▶ _Data entries_

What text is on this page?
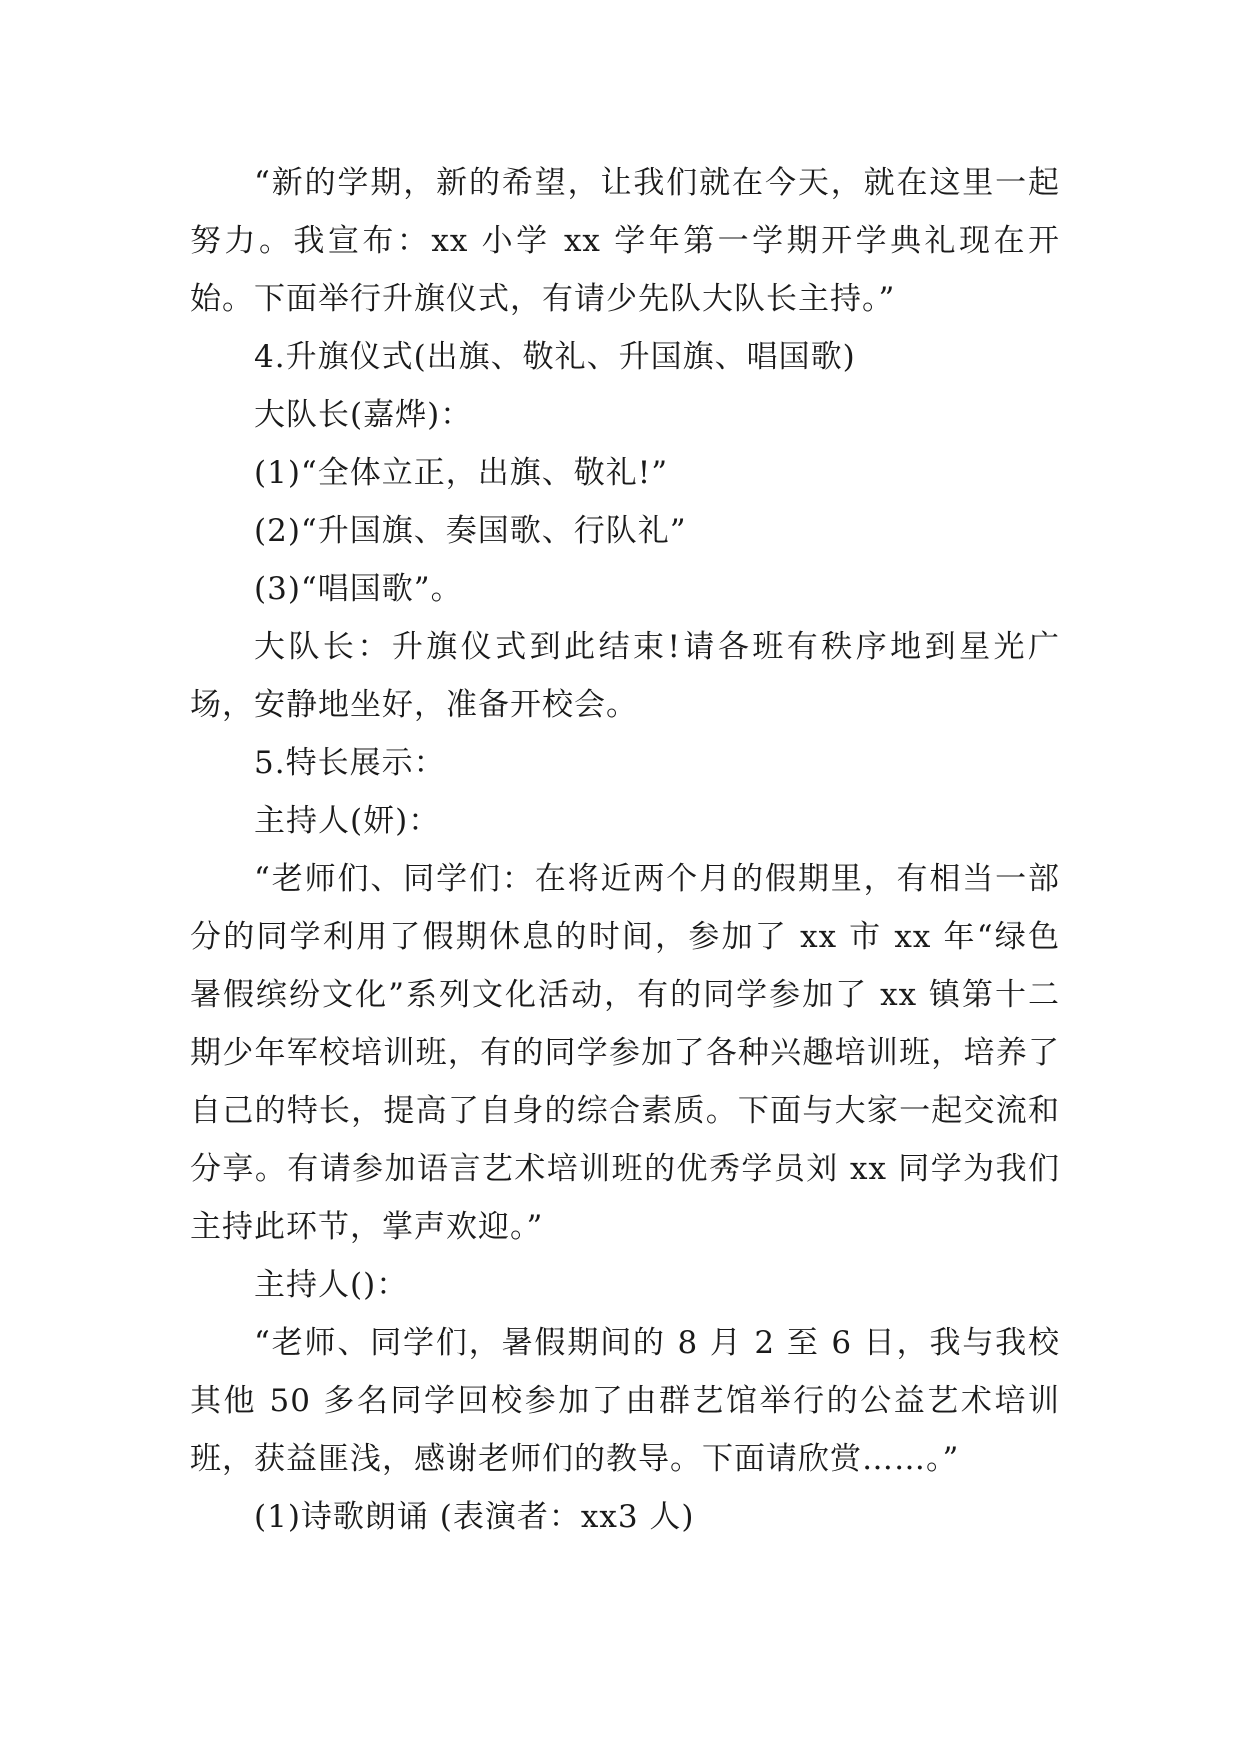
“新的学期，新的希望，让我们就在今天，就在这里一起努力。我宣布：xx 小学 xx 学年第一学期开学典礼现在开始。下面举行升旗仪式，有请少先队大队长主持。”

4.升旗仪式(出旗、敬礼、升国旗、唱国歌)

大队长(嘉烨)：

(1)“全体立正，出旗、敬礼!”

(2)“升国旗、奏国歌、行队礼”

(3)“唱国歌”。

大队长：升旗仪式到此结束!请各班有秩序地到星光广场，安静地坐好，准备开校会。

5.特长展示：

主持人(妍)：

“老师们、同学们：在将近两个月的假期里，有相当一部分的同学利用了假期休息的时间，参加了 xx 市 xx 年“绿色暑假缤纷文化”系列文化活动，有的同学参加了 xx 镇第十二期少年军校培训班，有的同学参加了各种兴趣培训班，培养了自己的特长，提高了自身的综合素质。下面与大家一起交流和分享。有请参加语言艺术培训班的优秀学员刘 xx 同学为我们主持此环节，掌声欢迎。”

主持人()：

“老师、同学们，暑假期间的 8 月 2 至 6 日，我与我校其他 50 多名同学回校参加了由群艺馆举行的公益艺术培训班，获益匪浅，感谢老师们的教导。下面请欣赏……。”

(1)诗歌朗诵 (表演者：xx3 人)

---

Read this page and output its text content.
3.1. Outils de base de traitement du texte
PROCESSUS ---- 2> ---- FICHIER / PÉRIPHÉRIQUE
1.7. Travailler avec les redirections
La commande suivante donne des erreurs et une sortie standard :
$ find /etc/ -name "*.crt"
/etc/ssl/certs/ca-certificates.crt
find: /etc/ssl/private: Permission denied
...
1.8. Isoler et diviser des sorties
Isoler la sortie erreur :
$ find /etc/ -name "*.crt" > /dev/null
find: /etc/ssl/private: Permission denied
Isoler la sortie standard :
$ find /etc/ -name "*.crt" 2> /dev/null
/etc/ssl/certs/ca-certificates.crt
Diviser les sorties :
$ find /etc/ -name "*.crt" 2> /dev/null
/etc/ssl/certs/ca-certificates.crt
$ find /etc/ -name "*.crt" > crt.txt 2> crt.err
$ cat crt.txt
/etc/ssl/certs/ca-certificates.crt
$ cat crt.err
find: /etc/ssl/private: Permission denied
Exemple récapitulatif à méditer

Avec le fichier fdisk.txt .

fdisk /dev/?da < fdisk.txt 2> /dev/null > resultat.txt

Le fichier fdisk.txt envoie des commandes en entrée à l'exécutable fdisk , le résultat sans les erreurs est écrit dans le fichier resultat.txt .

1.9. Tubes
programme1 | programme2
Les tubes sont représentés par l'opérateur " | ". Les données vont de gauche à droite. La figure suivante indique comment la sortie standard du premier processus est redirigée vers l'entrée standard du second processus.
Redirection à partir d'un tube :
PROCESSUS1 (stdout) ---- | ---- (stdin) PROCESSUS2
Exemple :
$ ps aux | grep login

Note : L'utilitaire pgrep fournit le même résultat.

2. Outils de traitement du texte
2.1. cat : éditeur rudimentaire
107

==

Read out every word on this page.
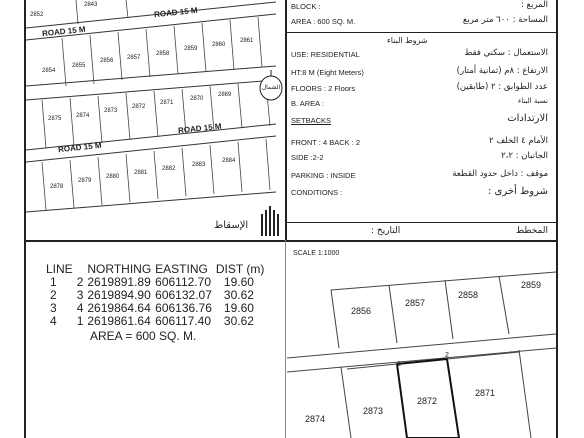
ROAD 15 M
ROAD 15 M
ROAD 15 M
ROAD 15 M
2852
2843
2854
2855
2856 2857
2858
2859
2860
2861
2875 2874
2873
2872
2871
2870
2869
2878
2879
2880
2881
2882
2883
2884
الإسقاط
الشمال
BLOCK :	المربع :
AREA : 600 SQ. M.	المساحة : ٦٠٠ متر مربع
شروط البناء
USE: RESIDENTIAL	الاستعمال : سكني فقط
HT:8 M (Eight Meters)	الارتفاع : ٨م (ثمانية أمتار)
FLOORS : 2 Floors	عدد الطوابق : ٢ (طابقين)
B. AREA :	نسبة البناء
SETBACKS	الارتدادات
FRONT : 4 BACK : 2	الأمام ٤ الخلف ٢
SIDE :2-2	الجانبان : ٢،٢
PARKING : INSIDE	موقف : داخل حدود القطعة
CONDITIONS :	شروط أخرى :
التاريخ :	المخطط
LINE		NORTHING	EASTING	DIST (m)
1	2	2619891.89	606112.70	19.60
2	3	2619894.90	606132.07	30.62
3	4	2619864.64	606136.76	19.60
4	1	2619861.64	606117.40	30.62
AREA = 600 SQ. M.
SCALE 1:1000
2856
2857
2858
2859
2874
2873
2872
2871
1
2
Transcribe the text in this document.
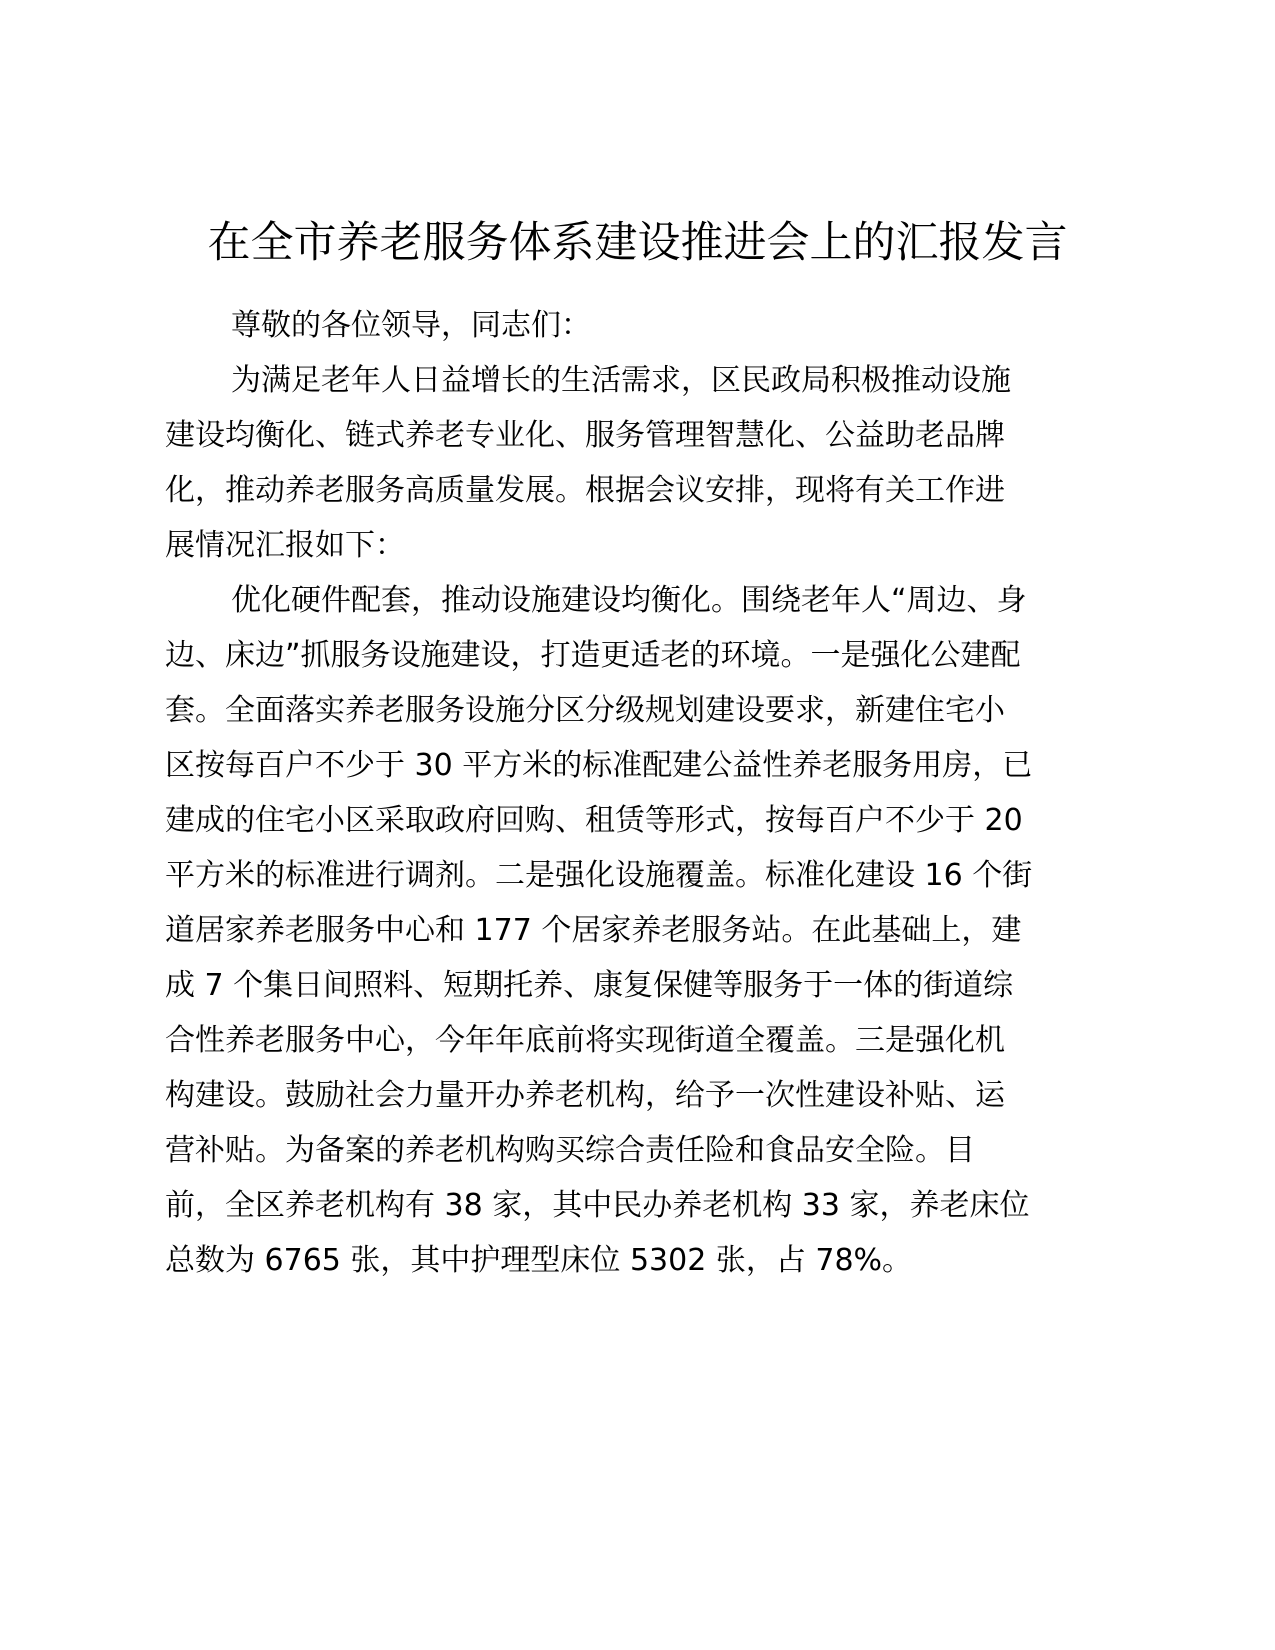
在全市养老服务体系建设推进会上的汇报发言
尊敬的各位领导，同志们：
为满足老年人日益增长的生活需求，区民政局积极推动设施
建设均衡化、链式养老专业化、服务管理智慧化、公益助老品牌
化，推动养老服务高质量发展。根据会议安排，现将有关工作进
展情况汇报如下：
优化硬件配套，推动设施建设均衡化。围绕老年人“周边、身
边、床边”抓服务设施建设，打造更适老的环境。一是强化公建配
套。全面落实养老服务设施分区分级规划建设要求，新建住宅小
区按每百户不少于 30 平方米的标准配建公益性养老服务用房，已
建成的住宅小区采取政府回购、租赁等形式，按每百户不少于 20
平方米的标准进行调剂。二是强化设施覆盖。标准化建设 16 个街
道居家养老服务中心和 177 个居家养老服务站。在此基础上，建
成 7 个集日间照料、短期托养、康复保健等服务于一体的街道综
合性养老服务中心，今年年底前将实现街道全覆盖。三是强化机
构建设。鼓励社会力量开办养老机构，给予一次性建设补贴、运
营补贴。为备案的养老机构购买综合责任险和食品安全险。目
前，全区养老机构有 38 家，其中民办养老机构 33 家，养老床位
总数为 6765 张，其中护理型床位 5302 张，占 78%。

▶ _EXERCISE REQUIREMENTS_
Count how many lines include the string "AREA". Nothing but the number is needed.

▶ _SOLUTION FOR THIS EXERCISE_
3